THE EXERCISE: In full and without deviation, write out the entries that follow.

DATA RECORDS:
####

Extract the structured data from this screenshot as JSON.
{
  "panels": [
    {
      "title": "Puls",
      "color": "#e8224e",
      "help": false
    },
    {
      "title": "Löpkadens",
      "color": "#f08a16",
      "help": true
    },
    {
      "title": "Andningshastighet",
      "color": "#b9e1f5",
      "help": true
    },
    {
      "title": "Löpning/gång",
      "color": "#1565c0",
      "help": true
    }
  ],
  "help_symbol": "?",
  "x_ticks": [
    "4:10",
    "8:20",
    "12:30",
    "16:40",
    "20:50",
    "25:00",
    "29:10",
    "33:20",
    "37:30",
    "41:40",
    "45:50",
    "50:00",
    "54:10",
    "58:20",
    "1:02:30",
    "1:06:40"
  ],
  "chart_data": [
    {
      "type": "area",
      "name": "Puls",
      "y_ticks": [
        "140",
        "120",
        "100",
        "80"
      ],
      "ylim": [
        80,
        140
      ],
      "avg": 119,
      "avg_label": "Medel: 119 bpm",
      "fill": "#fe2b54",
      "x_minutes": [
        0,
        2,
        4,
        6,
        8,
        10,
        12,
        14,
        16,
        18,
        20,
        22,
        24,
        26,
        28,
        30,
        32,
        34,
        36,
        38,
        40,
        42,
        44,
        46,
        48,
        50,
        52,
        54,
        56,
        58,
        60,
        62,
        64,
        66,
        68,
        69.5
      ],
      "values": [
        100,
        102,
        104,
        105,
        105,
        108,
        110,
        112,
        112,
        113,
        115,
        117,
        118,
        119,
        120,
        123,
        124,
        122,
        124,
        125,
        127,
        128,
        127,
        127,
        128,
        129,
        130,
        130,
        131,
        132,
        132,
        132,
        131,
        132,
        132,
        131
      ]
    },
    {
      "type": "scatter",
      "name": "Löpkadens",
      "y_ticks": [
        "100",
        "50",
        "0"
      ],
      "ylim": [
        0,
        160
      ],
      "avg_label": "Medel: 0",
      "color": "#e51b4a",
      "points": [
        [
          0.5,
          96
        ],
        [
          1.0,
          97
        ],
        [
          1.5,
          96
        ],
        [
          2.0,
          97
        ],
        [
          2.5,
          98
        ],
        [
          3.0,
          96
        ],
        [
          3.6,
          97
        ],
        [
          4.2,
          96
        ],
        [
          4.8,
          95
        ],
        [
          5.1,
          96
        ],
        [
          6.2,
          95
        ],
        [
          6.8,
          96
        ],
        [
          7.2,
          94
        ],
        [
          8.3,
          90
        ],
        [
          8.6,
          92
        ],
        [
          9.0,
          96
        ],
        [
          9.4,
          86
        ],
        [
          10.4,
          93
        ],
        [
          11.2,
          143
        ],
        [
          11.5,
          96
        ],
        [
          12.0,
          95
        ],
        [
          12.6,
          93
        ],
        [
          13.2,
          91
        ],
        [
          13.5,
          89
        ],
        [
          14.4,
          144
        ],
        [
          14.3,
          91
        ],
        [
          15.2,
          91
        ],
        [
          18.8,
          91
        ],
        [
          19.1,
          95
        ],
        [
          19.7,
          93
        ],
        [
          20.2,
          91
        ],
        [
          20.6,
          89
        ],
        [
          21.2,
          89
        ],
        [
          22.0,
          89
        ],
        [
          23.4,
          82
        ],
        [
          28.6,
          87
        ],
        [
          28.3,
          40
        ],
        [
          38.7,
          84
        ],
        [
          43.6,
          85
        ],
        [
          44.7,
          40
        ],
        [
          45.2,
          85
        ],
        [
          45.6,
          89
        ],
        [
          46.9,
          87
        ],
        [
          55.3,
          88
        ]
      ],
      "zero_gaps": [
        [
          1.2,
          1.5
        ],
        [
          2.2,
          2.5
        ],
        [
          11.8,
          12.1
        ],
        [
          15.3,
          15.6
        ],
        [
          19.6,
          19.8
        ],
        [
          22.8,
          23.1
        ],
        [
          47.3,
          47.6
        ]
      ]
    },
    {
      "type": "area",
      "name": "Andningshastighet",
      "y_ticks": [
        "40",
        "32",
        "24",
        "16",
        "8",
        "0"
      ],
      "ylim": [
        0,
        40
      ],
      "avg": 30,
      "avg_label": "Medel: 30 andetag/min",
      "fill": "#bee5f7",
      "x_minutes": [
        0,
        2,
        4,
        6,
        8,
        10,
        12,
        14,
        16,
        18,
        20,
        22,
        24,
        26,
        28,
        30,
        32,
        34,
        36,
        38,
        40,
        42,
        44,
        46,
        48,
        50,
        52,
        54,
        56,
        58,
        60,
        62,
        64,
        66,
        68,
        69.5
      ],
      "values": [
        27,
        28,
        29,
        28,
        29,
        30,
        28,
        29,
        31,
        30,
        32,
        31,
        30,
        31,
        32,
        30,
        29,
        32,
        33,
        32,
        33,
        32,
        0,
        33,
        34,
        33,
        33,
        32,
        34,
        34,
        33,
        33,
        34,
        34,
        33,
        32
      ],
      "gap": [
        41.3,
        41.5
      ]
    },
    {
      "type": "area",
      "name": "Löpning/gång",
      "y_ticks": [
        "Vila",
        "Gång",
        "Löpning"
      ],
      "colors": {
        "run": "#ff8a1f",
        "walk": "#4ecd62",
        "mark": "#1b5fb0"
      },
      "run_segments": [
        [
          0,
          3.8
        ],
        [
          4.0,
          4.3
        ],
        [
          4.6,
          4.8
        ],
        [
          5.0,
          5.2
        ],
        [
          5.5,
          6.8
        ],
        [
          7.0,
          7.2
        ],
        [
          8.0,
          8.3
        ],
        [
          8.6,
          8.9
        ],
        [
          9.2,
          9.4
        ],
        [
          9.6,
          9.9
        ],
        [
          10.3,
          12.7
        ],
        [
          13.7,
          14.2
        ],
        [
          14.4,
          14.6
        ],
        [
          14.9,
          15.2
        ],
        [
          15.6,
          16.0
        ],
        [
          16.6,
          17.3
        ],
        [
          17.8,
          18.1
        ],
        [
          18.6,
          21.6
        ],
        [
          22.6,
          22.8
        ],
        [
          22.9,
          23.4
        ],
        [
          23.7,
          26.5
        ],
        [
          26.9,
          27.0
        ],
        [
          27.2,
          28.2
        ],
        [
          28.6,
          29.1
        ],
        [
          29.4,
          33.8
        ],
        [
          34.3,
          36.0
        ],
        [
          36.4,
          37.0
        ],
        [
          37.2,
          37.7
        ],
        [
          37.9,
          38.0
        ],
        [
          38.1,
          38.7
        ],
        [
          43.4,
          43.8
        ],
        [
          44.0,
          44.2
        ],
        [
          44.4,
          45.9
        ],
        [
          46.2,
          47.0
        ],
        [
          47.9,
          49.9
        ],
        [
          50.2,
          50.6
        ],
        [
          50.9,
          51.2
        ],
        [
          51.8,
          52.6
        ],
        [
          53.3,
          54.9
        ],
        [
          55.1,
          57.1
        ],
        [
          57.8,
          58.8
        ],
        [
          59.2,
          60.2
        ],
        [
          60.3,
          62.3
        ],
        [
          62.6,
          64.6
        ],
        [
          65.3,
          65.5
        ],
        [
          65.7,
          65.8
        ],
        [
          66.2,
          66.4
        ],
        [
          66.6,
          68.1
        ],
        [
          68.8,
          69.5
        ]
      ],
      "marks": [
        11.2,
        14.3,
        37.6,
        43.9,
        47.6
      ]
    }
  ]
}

####

OUTPUT OF THE TASK:
Extract the structured data from this screenshot as JSON.
{
  "panels": [
    {
      "title": "Puls",
      "color": "#e8224e",
      "help": false
    },
    {
      "title": "Löpkadens",
      "color": "#f08a16",
      "help": true
    },
    {
      "title": "Andningshastighet",
      "color": "#b9e1f5",
      "help": true
    },
    {
      "title": "Löpning/gång",
      "color": "#1565c0",
      "help": true
    }
  ],
  "help_symbol": "?",
  "x_ticks": [
    "4:10",
    "8:20",
    "12:30",
    "16:40",
    "20:50",
    "25:00",
    "29:10",
    "33:20",
    "37:30",
    "41:40",
    "45:50",
    "50:00",
    "54:10",
    "58:20",
    "1:02:30",
    "1:06:40"
  ],
  "chart_data": [
    {
      "type": "area",
      "name": "Puls",
      "y_ticks": [
        "140",
        "120",
        "100",
        "80"
      ],
      "ylim": [
        80,
        140
      ],
      "avg": 119,
      "avg_label": "Medel: 119 bpm",
      "fill": "#fe2b54",
      "x_minutes": [
        0,
        2,
        4,
        6,
        8,
        10,
        12,
        14,
        16,
        18,
        20,
        22,
        24,
        26,
        28,
        30,
        32,
        34,
        36,
        38,
        40,
        42,
        44,
        46,
        48,
        50,
        52,
        54,
        56,
        58,
        60,
        62,
        64,
        66,
        68,
        69.5
      ],
      "values": [
        100,
        102,
        104,
        105,
        105,
        108,
        110,
        112,
        112,
        113,
        115,
        117,
        118,
        119,
        120,
        123,
        124,
        122,
        124,
        125,
        127,
        128,
        127,
        127,
        128,
        129,
        130,
        130,
        131,
        132,
        132,
        132,
        131,
        132,
        132,
        131
      ]
    },
    {
      "type": "scatter",
      "name": "Löpkadens",
      "y_ticks": [
        "100",
        "50",
        "0"
      ],
      "ylim": [
        0,
        160
      ],
      "avg_label": "Medel: 0",
      "color": "#e51b4a",
      "points": [
        [
          0.5,
          96
        ],
        [
          1.0,
          97
        ],
        [
          1.5,
          96
        ],
        [
          2.0,
          97
        ],
        [
          2.5,
          98
        ],
        [
          3.0,
          96
        ],
        [
          3.6,
          97
        ],
        [
          4.2,
          96
        ],
        [
          4.8,
          95
        ],
        [
          5.1,
          96
        ],
        [
          6.2,
          95
        ],
        [
          6.8,
          96
        ],
        [
          7.2,
          94
        ],
        [
          8.3,
          90
        ],
        [
          8.6,
          92
        ],
        [
          9.0,
          96
        ],
        [
          9.4,
          86
        ],
        [
          10.4,
          93
        ],
        [
          11.2,
          143
        ],
        [
          11.5,
          96
        ],
        [
          12.0,
          95
        ],
        [
          12.6,
          93
        ],
        [
          13.2,
          91
        ],
        [
          13.5,
          89
        ],
        [
          14.4,
          144
        ],
        [
          14.3,
          91
        ],
        [
          15.2,
          91
        ],
        [
          18.8,
          91
        ],
        [
          19.1,
          95
        ],
        [
          19.7,
          93
        ],
        [
          20.2,
          91
        ],
        [
          20.6,
          89
        ],
        [
          21.2,
          89
        ],
        [
          22.0,
          89
        ],
        [
          23.4,
          82
        ],
        [
          28.6,
          87
        ],
        [
          28.3,
          40
        ],
        [
          38.7,
          84
        ],
        [
          43.6,
          85
        ],
        [
          44.7,
          40
        ],
        [
          45.2,
          85
        ],
        [
          45.6,
          89
        ],
        [
          46.9,
          87
        ],
        [
          55.3,
          88
        ]
      ],
      "zero_gaps": [
        [
          1.2,
          1.5
        ],
        [
          2.2,
          2.5
        ],
        [
          11.8,
          12.1
        ],
        [
          15.3,
          15.6
        ],
        [
          19.6,
          19.8
        ],
        [
          22.8,
          23.1
        ],
        [
          47.3,
          47.6
        ]
      ]
    },
    {
      "type": "area",
      "name": "Andningshastighet",
      "y_ticks": [
        "40",
        "32",
        "24",
        "16",
        "8",
        "0"
      ],
      "ylim": [
        0,
        40
      ],
      "avg": 30,
      "avg_label": "Medel: 30 andetag/min",
      "fill": "#bee5f7",
      "x_minutes": [
        0,
        2,
        4,
        6,
        8,
        10,
        12,
        14,
        16,
        18,
        20,
        22,
        24,
        26,
        28,
        30,
        32,
        34,
        36,
        38,
        40,
        42,
        44,
        46,
        48,
        50,
        52,
        54,
        56,
        58,
        60,
        62,
        64,
        66,
        68,
        69.5
      ],
      "values": [
        27,
        28,
        29,
        28,
        29,
        30,
        28,
        29,
        31,
        30,
        32,
        31,
        30,
        31,
        32,
        30,
        29,
        32,
        33,
        32,
        33,
        32,
        0,
        33,
        34,
        33,
        33,
        32,
        34,
        34,
        33,
        33,
        34,
        34,
        33,
        32
      ],
      "gap": [
        41.3,
        41.5
      ]
    },
    {
      "type": "area",
      "name": "Löpning/gång",
      "y_ticks": [
        "Vila",
        "Gång",
        "Löpning"
      ],
      "colors": {
        "run": "#ff8a1f",
        "walk": "#4ecd62",
        "mark": "#1b5fb0"
      },
      "run_segments": [
        [
          0,
          3.8
        ],
        [
          4.0,
          4.3
        ],
        [
          4.6,
          4.8
        ],
        [
          5.0,
          5.2
        ],
        [
          5.5,
          6.8
        ],
        [
          7.0,
          7.2
        ],
        [
          8.0,
          8.3
        ],
        [
          8.6,
          8.9
        ],
        [
          9.2,
          9.4
        ],
        [
          9.6,
          9.9
        ],
        [
          10.3,
          12.7
        ],
        [
          13.7,
          14.2
        ],
        [
          14.4,
          14.6
        ],
        [
          14.9,
          15.2
        ],
        [
          15.6,
          16.0
        ],
        [
          16.6,
          17.3
        ],
        [
          17.8,
          18.1
        ],
        [
          18.6,
          21.6
        ],
        [
          22.6,
          22.8
        ],
        [
          22.9,
          23.4
        ],
        [
          23.7,
          26.5
        ],
        [
          26.9,
          27.0
        ],
        [
          27.2,
          28.2
        ],
        [
          28.6,
          29.1
        ],
        [
          29.4,
          33.8
        ],
        [
          34.3,
          36.0
        ],
        [
          36.4,
          37.0
        ],
        [
          37.2,
          37.7
        ],
        [
          37.9,
          38.0
        ],
        [
          38.1,
          38.7
        ],
        [
          43.4,
          43.8
        ],
        [
          44.0,
          44.2
        ],
        [
          44.4,
          45.9
        ],
        [
          46.2,
          47.0
        ],
        [
          47.9,
          49.9
        ],
        [
          50.2,
          50.6
        ],
        [
          50.9,
          51.2
        ],
        [
          51.8,
          52.6
        ],
        [
          53.3,
          54.9
        ],
        [
          55.1,
          57.1
        ],
        [
          57.8,
          58.8
        ],
        [
          59.2,
          60.2
        ],
        [
          60.3,
          62.3
        ],
        [
          62.6,
          64.6
        ],
        [
          65.3,
          65.5
        ],
        [
          65.7,
          65.8
        ],
        [
          66.2,
          66.4
        ],
        [
          66.6,
          68.1
        ],
        [
          68.8,
          69.5
        ]
      ],
      "marks": [
        11.2,
        14.3,
        37.6,
        43.9,
        47.6
      ]
    }
  ]
}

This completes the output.